Search the listing below for "travelers". Copy each matching line.

==== DATASET EXCERPTS ====

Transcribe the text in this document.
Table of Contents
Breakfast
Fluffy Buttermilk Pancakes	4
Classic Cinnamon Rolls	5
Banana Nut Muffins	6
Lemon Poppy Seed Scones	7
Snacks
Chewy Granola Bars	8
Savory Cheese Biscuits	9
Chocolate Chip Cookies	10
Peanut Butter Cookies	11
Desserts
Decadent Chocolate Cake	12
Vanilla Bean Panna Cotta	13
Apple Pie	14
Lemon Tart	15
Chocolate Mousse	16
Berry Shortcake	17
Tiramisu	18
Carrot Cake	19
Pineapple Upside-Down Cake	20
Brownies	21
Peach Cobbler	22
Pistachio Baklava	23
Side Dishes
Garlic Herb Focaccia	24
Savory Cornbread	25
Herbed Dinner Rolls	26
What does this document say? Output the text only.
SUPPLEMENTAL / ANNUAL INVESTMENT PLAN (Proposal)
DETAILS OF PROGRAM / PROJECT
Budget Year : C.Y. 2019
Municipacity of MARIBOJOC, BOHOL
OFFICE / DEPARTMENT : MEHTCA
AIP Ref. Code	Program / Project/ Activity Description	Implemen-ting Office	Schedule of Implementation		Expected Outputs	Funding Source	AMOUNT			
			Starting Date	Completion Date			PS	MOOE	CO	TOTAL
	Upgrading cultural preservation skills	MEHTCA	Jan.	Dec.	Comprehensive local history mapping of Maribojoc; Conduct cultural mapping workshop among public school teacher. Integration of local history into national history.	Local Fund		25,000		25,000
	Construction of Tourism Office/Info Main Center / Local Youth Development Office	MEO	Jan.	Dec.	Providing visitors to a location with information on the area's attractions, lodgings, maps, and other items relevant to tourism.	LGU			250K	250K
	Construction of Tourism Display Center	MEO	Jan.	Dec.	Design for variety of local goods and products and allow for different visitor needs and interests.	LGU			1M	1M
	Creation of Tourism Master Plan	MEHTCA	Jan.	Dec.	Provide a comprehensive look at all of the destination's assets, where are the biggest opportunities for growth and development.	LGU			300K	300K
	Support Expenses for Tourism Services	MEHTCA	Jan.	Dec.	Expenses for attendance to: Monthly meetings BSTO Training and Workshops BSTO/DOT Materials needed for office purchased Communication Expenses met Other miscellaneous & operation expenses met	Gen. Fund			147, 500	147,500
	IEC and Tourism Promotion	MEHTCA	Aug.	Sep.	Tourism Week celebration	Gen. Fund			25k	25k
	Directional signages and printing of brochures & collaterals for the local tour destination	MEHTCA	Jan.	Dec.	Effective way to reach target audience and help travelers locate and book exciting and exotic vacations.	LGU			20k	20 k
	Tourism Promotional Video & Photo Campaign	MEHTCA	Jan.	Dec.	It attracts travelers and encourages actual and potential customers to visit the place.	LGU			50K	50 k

====

» RIGHT ANSWER:
	Directional signages and printing of brochures & collaterals for the local tour destination	MEHTCA	Jan.	Dec.	Effective way to reach target audience and help travelers locate and book exciting and exotic vacations.	LGU			20k	20 k
	Tourism Promotional Video & Photo Campaign	MEHTCA	Jan.	Dec.	It attracts travelers and encourages actual and potential customers to visit the place.	LGU			50K	50 k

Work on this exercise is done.